DATA PROVIDED:
☆ ☆ ☆ ☆
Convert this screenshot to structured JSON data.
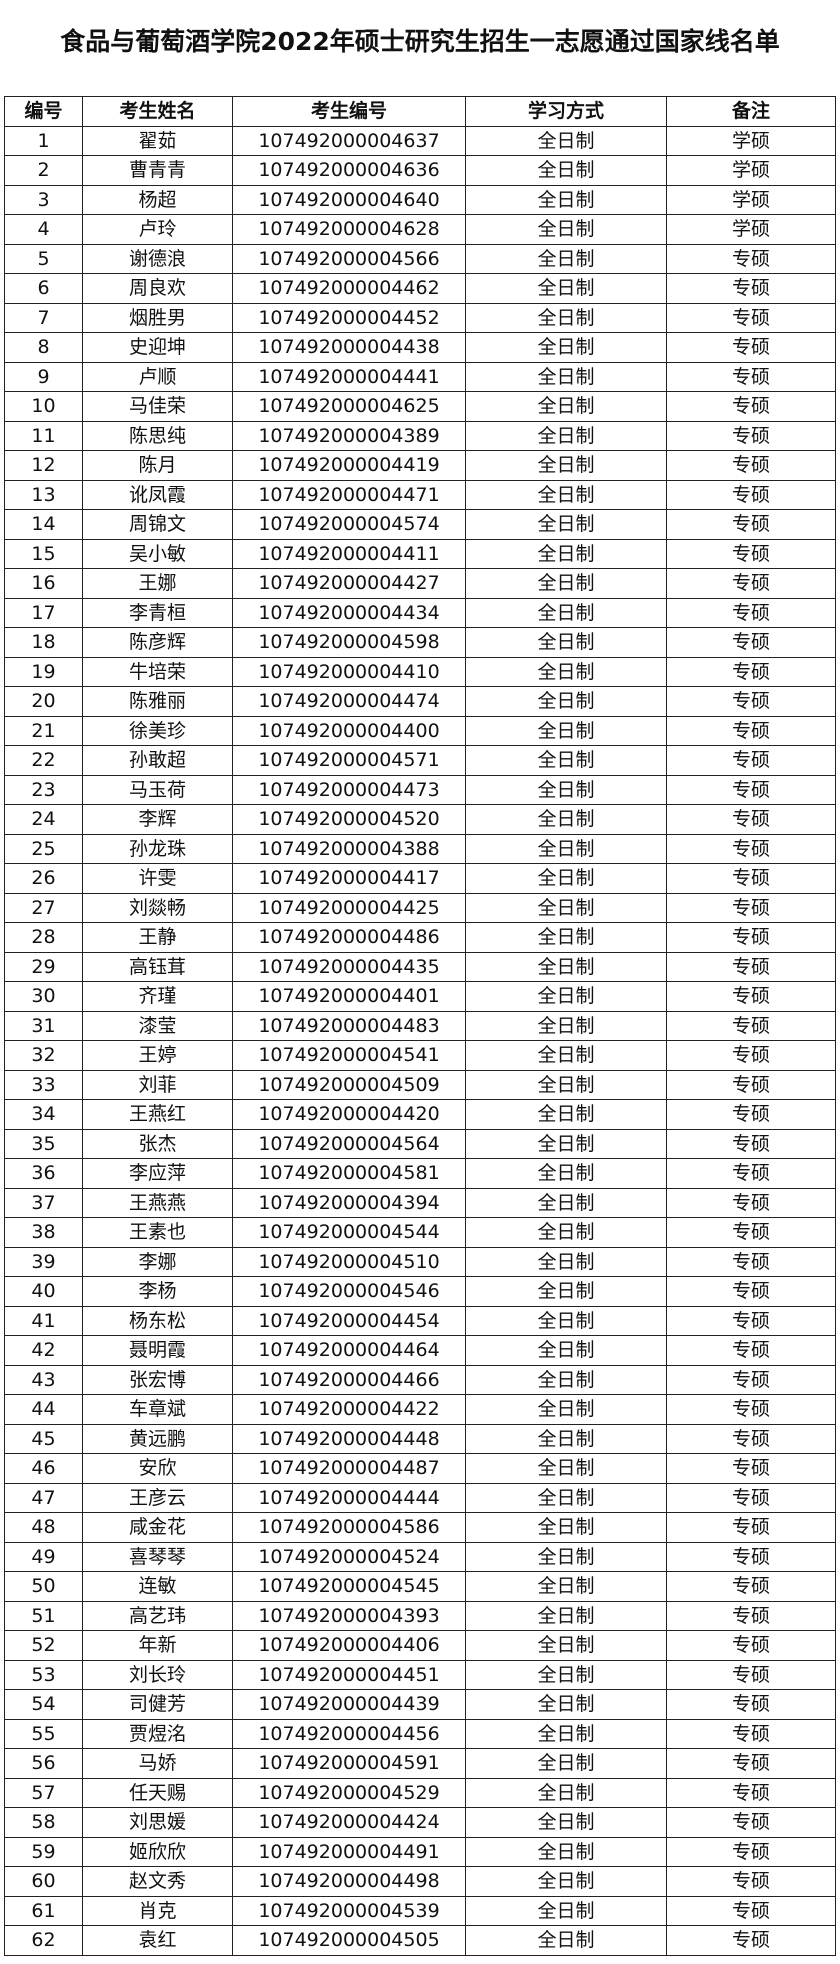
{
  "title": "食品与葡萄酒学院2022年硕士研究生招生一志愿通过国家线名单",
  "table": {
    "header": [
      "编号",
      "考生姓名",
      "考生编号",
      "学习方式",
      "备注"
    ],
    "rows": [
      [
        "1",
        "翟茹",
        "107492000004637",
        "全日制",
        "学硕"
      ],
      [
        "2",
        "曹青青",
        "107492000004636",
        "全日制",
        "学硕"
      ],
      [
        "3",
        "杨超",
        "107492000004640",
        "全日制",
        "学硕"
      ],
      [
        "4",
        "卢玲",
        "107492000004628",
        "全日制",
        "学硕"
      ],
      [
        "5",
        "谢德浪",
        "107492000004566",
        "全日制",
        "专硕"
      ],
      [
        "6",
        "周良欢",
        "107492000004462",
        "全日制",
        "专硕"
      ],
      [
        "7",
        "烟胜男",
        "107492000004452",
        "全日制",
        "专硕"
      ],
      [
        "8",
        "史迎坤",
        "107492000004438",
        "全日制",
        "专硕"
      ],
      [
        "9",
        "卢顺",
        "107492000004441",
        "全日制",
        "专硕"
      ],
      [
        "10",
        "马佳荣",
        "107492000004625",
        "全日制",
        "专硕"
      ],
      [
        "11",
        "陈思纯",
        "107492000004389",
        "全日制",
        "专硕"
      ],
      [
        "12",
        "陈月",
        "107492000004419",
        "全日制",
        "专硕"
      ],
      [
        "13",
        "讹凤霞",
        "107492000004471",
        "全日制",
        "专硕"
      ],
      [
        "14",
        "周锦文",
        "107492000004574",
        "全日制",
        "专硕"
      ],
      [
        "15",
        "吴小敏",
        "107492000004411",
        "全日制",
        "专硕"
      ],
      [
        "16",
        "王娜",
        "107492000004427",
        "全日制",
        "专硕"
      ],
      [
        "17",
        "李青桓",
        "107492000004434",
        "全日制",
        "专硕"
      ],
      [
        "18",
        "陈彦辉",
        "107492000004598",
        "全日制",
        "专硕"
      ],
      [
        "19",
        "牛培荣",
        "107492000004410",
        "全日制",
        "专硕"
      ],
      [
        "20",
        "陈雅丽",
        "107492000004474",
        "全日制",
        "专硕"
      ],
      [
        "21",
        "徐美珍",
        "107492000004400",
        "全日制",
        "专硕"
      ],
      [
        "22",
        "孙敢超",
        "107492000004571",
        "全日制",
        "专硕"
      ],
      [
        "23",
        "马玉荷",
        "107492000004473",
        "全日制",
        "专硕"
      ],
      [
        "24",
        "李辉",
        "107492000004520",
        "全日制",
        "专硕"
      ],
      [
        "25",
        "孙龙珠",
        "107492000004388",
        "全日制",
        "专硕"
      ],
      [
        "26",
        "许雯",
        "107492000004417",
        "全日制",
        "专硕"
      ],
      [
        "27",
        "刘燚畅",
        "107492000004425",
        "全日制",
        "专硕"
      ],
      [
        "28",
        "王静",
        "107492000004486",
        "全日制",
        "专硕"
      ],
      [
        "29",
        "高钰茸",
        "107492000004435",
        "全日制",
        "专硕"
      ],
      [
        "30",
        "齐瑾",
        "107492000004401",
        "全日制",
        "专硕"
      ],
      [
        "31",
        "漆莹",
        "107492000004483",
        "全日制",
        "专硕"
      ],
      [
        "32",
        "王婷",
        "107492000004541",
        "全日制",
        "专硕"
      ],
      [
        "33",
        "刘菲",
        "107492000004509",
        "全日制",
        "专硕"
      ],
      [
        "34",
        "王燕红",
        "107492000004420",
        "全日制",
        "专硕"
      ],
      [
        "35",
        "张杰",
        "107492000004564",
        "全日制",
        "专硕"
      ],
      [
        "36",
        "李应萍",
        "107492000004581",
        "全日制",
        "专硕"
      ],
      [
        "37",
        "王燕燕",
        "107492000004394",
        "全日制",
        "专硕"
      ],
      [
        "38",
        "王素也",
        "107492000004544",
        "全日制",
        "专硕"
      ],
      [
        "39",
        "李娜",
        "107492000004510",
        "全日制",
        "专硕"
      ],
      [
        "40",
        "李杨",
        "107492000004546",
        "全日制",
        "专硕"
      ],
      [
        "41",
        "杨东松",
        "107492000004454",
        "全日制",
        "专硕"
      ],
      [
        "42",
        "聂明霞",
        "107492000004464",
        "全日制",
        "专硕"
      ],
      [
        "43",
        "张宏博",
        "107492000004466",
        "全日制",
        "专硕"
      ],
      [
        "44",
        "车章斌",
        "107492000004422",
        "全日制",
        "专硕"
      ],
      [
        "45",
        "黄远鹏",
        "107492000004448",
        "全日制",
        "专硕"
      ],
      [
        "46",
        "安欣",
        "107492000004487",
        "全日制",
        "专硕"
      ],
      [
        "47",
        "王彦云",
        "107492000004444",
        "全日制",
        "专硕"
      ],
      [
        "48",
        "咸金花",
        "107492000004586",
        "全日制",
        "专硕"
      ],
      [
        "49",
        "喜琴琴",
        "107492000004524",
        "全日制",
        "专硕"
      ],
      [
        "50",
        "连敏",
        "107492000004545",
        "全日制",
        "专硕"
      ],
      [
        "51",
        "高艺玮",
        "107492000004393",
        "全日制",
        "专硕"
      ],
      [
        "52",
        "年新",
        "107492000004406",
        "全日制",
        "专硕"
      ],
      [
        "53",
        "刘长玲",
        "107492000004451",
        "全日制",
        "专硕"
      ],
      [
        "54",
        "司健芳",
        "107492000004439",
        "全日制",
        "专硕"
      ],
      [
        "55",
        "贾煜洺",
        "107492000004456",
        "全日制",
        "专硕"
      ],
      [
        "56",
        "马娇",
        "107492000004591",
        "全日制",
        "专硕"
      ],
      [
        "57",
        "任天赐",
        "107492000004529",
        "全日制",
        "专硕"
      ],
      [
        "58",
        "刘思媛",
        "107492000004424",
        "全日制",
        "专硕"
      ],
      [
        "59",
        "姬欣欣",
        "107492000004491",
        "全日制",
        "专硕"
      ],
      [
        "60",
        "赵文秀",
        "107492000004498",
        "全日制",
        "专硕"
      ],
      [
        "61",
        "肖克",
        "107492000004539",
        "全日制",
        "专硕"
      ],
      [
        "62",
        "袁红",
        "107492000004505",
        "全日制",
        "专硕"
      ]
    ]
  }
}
☆ ☆ ☆ ☆
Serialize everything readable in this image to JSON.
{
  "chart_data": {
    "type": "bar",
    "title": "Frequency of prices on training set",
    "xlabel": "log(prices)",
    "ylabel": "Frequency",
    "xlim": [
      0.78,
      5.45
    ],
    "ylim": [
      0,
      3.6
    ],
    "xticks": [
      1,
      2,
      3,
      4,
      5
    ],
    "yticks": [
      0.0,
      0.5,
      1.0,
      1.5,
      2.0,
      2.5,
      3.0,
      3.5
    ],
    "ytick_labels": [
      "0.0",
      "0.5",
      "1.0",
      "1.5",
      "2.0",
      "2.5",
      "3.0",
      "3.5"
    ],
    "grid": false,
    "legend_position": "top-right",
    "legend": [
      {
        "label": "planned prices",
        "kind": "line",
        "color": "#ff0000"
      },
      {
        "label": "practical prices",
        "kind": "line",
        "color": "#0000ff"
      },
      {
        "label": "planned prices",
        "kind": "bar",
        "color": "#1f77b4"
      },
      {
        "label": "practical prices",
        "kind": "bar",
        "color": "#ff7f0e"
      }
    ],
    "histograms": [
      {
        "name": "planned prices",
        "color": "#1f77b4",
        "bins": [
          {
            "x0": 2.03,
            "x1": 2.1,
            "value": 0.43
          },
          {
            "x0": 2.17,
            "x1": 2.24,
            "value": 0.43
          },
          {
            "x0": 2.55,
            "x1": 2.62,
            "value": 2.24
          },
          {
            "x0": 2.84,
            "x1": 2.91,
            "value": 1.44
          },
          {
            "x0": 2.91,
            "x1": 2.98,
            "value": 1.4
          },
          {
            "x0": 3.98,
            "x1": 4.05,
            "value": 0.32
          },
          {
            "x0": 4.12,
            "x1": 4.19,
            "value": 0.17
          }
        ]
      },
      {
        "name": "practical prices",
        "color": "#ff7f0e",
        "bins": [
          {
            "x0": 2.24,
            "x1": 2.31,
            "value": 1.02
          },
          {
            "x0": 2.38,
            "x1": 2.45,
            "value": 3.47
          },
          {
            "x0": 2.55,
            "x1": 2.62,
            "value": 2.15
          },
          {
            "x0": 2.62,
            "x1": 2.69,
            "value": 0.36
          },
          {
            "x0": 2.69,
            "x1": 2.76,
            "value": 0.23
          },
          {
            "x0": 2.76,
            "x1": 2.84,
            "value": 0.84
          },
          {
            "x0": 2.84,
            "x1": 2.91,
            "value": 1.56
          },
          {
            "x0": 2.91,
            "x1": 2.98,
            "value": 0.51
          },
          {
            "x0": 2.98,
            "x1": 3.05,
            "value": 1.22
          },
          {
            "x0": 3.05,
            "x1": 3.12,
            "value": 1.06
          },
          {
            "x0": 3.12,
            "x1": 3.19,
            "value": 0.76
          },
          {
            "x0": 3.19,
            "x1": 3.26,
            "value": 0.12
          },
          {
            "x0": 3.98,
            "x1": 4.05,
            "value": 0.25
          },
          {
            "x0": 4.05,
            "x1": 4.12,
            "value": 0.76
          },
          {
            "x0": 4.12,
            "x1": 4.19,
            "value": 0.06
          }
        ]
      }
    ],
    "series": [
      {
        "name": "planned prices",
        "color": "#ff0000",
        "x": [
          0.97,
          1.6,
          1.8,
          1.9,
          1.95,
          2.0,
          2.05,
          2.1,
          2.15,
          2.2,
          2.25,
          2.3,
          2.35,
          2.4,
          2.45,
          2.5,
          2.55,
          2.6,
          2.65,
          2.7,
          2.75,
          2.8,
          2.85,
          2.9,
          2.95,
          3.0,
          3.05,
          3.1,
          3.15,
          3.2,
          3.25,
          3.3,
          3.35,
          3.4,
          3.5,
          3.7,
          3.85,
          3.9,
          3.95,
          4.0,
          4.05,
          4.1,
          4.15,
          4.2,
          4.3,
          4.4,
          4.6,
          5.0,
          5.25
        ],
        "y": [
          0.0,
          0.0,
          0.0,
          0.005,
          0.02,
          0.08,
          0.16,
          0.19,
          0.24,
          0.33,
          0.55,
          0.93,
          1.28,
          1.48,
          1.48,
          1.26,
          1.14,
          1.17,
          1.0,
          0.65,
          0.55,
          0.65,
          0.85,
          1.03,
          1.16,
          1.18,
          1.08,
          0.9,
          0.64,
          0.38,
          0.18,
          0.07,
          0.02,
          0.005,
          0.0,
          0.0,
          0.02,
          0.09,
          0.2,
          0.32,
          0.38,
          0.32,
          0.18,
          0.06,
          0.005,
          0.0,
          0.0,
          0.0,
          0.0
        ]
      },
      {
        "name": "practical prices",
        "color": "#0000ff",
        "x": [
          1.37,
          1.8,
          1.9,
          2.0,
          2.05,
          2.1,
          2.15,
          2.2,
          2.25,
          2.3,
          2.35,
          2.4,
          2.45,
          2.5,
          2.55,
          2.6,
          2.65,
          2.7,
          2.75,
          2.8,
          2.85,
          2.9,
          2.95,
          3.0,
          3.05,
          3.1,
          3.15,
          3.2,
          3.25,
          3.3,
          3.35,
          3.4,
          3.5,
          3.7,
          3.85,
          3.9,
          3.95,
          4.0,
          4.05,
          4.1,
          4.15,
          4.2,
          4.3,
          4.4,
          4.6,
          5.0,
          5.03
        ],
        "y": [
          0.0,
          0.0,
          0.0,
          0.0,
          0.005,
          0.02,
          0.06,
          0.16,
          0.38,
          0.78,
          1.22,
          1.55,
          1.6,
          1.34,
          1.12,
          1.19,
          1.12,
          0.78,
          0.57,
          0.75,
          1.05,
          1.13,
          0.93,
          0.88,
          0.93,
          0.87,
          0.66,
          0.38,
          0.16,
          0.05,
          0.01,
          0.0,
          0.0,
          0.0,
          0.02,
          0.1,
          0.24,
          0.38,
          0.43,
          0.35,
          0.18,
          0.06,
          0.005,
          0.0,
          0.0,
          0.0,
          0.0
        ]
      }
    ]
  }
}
☆ ☆ ☆ ☆
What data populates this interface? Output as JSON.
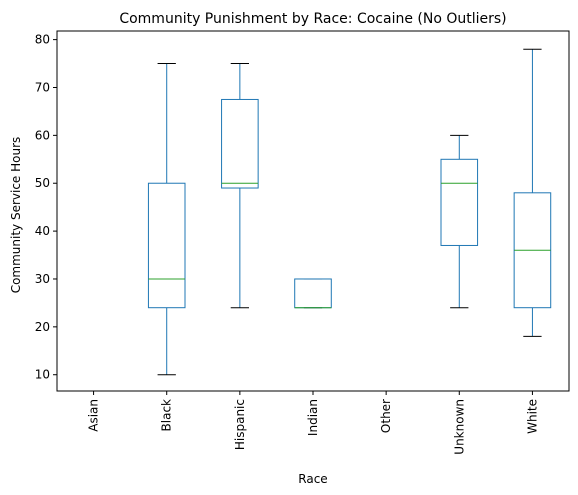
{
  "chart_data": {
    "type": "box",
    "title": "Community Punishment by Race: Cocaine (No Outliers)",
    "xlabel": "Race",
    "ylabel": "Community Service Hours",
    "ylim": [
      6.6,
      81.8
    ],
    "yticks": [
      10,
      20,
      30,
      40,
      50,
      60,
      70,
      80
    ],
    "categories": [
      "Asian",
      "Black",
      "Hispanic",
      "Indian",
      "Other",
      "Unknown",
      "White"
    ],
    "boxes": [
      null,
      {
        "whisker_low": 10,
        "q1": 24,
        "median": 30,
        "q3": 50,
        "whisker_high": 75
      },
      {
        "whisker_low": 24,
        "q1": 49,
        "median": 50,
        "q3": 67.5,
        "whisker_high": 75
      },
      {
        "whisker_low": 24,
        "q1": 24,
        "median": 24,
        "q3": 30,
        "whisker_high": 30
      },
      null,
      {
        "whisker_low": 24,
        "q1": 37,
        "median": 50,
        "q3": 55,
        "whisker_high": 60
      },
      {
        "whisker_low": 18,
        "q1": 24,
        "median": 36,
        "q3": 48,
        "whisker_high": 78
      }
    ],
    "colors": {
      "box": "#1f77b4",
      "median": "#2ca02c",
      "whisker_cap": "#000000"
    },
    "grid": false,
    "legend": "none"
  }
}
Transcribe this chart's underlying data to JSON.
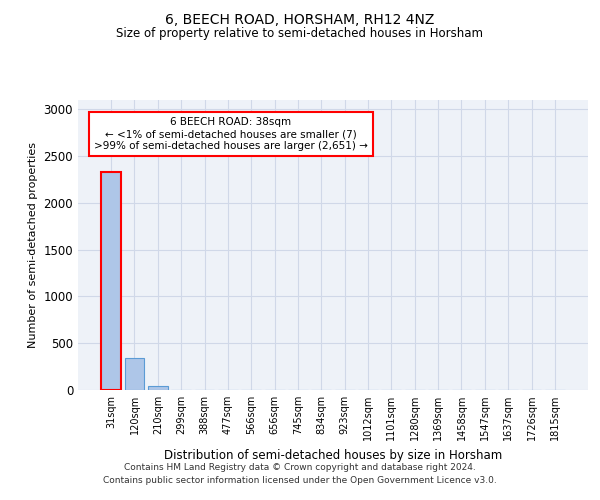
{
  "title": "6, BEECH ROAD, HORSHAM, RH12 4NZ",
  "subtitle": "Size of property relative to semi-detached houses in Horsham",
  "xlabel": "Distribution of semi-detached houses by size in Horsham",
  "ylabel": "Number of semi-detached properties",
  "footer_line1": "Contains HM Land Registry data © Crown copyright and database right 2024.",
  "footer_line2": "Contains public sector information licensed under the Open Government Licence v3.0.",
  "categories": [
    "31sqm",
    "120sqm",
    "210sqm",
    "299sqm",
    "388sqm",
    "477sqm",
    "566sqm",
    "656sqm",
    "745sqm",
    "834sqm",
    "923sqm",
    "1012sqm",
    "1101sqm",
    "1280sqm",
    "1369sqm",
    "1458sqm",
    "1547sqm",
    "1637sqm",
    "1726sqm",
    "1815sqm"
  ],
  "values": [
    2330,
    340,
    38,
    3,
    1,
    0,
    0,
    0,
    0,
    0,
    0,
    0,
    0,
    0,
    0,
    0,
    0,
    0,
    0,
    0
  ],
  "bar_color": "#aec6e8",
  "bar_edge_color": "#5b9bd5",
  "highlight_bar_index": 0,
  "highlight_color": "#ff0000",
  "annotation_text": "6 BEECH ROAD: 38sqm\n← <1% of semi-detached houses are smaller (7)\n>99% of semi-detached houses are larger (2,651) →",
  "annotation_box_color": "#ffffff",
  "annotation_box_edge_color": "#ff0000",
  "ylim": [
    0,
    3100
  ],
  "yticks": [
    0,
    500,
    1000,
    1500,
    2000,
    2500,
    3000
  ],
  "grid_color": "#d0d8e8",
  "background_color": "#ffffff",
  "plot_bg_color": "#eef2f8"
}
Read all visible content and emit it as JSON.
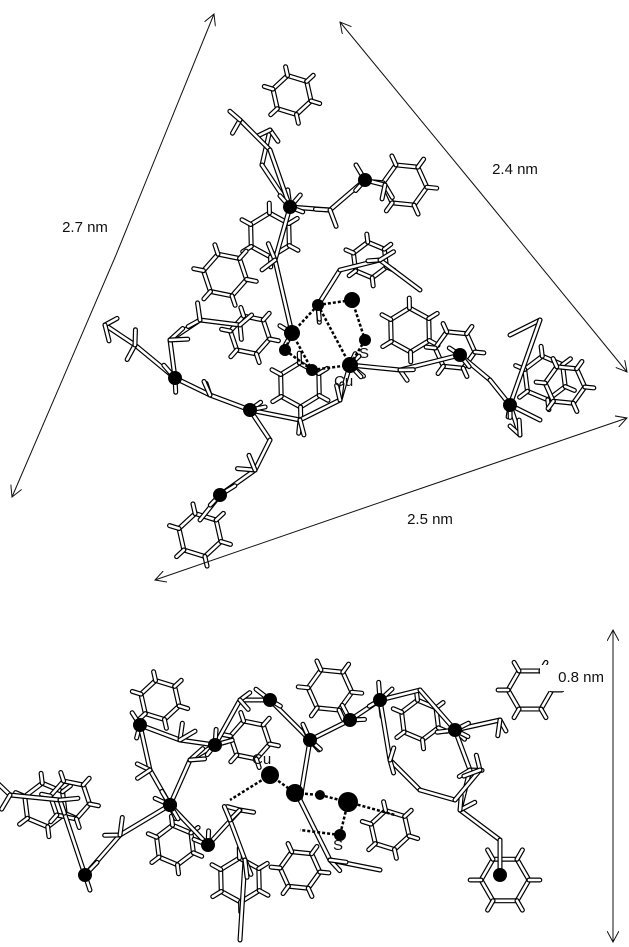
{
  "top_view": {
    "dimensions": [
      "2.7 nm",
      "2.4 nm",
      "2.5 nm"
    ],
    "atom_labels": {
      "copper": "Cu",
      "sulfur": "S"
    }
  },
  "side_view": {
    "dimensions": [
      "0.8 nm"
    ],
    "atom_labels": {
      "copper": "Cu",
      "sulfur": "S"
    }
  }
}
☆ ☆ ☆ ☆
How many lines of the listing above include the word "xlabel"? Reply with the number alone.

3